WHAT YOU ARE ASKED TO DO —
Output the data below in full, byte for byte. Nothing may differ.

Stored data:
--- begin ---
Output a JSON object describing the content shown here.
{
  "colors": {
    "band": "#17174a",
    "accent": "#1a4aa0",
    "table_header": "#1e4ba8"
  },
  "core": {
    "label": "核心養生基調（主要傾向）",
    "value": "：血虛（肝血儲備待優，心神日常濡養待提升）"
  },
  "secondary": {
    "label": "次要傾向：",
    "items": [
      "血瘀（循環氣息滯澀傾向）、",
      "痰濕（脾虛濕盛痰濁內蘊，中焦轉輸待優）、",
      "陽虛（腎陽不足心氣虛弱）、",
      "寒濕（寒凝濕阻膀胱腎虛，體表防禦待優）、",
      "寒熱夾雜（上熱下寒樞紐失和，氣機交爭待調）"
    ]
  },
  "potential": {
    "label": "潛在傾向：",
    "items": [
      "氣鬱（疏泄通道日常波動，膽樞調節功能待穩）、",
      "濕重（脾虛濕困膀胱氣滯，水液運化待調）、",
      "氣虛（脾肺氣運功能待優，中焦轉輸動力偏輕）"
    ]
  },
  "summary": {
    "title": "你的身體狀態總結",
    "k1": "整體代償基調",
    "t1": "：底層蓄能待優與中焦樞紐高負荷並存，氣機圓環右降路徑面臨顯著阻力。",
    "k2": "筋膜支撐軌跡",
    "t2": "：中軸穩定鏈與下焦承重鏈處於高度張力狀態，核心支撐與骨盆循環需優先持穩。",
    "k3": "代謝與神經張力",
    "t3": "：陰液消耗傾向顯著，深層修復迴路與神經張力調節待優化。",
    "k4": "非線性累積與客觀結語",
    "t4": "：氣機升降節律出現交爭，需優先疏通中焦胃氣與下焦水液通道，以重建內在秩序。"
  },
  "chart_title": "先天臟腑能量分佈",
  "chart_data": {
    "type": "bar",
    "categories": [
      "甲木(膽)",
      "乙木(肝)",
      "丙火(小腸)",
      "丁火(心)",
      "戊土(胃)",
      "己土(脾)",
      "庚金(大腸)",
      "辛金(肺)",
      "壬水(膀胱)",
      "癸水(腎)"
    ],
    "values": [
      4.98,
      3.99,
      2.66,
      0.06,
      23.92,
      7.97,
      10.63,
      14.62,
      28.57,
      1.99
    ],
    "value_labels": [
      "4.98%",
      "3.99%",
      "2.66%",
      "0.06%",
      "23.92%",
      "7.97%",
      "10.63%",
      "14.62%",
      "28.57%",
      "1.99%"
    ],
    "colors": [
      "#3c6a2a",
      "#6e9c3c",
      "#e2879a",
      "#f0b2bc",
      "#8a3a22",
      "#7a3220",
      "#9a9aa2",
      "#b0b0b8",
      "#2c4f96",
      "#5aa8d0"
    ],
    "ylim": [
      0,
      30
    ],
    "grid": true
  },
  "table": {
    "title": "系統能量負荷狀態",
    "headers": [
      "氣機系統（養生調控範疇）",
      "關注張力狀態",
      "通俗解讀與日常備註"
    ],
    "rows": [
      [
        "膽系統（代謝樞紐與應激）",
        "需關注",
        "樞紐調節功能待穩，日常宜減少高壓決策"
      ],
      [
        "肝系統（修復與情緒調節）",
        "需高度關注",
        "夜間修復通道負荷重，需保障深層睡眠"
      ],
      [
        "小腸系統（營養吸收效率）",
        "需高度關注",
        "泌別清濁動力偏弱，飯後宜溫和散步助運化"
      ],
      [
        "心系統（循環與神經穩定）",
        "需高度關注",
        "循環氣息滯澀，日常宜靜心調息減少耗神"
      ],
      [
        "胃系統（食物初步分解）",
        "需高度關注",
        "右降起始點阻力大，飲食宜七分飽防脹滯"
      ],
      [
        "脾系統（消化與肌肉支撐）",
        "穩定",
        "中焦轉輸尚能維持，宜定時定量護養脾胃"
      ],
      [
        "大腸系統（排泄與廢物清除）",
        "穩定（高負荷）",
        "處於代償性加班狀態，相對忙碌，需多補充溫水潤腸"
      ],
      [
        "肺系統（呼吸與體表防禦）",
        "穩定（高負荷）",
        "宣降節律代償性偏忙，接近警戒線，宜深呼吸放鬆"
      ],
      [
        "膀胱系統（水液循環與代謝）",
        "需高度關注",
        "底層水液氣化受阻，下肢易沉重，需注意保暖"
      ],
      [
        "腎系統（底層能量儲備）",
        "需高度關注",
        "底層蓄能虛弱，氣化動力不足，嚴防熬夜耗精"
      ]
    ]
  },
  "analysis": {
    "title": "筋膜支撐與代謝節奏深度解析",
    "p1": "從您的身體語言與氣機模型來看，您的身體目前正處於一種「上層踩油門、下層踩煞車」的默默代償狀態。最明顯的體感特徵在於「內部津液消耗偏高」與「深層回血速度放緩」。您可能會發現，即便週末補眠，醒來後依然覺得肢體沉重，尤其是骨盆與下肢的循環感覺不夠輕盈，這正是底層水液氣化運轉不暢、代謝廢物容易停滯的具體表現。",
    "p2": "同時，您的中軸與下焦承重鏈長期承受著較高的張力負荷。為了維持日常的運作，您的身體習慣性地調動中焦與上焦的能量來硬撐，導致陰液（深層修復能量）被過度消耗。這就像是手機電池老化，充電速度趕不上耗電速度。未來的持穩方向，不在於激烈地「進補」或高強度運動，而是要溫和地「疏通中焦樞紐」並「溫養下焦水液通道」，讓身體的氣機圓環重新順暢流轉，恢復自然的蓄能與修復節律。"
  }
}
--- end ---
IN RESPONSE —
Output a JSON object describing the content shown here.
{
  "colors": {
    "band": "#17174a",
    "accent": "#1a4aa0",
    "table_header": "#1e4ba8"
  },
  "core": {
    "label": "核心養生基調（主要傾向）",
    "value": "：血虛（肝血儲備待優，心神日常濡養待提升）"
  },
  "secondary": {
    "label": "次要傾向：",
    "items": [
      "血瘀（循環氣息滯澀傾向）、",
      "痰濕（脾虛濕盛痰濁內蘊，中焦轉輸待優）、",
      "陽虛（腎陽不足心氣虛弱）、",
      "寒濕（寒凝濕阻膀胱腎虛，體表防禦待優）、",
      "寒熱夾雜（上熱下寒樞紐失和，氣機交爭待調）"
    ]
  },
  "potential": {
    "label": "潛在傾向：",
    "items": [
      "氣鬱（疏泄通道日常波動，膽樞調節功能待穩）、",
      "濕重（脾虛濕困膀胱氣滯，水液運化待調）、",
      "氣虛（脾肺氣運功能待優，中焦轉輸動力偏輕）"
    ]
  },
  "summary": {
    "title": "你的身體狀態總結",
    "k1": "整體代償基調",
    "t1": "：底層蓄能待優與中焦樞紐高負荷並存，氣機圓環右降路徑面臨顯著阻力。",
    "k2": "筋膜支撐軌跡",
    "t2": "：中軸穩定鏈與下焦承重鏈處於高度張力狀態，核心支撐與骨盆循環需優先持穩。",
    "k3": "代謝與神經張力",
    "t3": "：陰液消耗傾向顯著，深層修復迴路與神經張力調節待優化。",
    "k4": "非線性累積與客觀結語",
    "t4": "：氣機升降節律出現交爭，需優先疏通中焦胃氣與下焦水液通道，以重建內在秩序。"
  },
  "chart_title": "先天臟腑能量分佈",
  "chart_data": {
    "type": "bar",
    "categories": [
      "甲木(膽)",
      "乙木(肝)",
      "丙火(小腸)",
      "丁火(心)",
      "戊土(胃)",
      "己土(脾)",
      "庚金(大腸)",
      "辛金(肺)",
      "壬水(膀胱)",
      "癸水(腎)"
    ],
    "values": [
      4.98,
      3.99,
      2.66,
      0.06,
      23.92,
      7.97,
      10.63,
      14.62,
      28.57,
      1.99
    ],
    "value_labels": [
      "4.98%",
      "3.99%",
      "2.66%",
      "0.06%",
      "23.92%",
      "7.97%",
      "10.63%",
      "14.62%",
      "28.57%",
      "1.99%"
    ],
    "colors": [
      "#3c6a2a",
      "#6e9c3c",
      "#e2879a",
      "#f0b2bc",
      "#8a3a22",
      "#7a3220",
      "#9a9aa2",
      "#b0b0b8",
      "#2c4f96",
      "#5aa8d0"
    ],
    "ylim": [
      0,
      30
    ],
    "grid": true
  },
  "table": {
    "title": "系統能量負荷狀態",
    "headers": [
      "氣機系統（養生調控範疇）",
      "關注張力狀態",
      "通俗解讀與日常備註"
    ],
    "rows": [
      [
        "膽系統（代謝樞紐與應激）",
        "需關注",
        "樞紐調節功能待穩，日常宜減少高壓決策"
      ],
      [
        "肝系統（修復與情緒調節）",
        "需高度關注",
        "夜間修復通道負荷重，需保障深層睡眠"
      ],
      [
        "小腸系統（營養吸收效率）",
        "需高度關注",
        "泌別清濁動力偏弱，飯後宜溫和散步助運化"
      ],
      [
        "心系統（循環與神經穩定）",
        "需高度關注",
        "循環氣息滯澀，日常宜靜心調息減少耗神"
      ],
      [
        "胃系統（食物初步分解）",
        "需高度關注",
        "右降起始點阻力大，飲食宜七分飽防脹滯"
      ],
      [
        "脾系統（消化與肌肉支撐）",
        "穩定",
        "中焦轉輸尚能維持，宜定時定量護養脾胃"
      ],
      [
        "大腸系統（排泄與廢物清除）",
        "穩定（高負荷）",
        "處於代償性加班狀態，相對忙碌，需多補充溫水潤腸"
      ],
      [
        "肺系統（呼吸與體表防禦）",
        "穩定（高負荷）",
        "宣降節律代償性偏忙，接近警戒線，宜深呼吸放鬆"
      ],
      [
        "膀胱系統（水液循環與代謝）",
        "需高度關注",
        "底層水液氣化受阻，下肢易沉重，需注意保暖"
      ],
      [
        "腎系統（底層能量儲備）",
        "需高度關注",
        "底層蓄能虛弱，氣化動力不足，嚴防熬夜耗精"
      ]
    ]
  },
  "analysis": {
    "title": "筋膜支撐與代謝節奏深度解析",
    "p1": "從您的身體語言與氣機模型來看，您的身體目前正處於一種「上層踩油門、下層踩煞車」的默默代償狀態。最明顯的體感特徵在於「內部津液消耗偏高」與「深層回血速度放緩」。您可能會發現，即便週末補眠，醒來後依然覺得肢體沉重，尤其是骨盆與下肢的循環感覺不夠輕盈，這正是底層水液氣化運轉不暢、代謝廢物容易停滯的具體表現。",
    "p2": "同時，您的中軸與下焦承重鏈長期承受著較高的張力負荷。為了維持日常的運作，您的身體習慣性地調動中焦與上焦的能量來硬撐，導致陰液（深層修復能量）被過度消耗。這就像是手機電池老化，充電速度趕不上耗電速度。未來的持穩方向，不在於激烈地「進補」或高強度運動，而是要溫和地「疏通中焦樞紐」並「溫養下焦水液通道」，讓身體的氣機圓環重新順暢流轉，恢復自然的蓄能與修復節律。"
  }
}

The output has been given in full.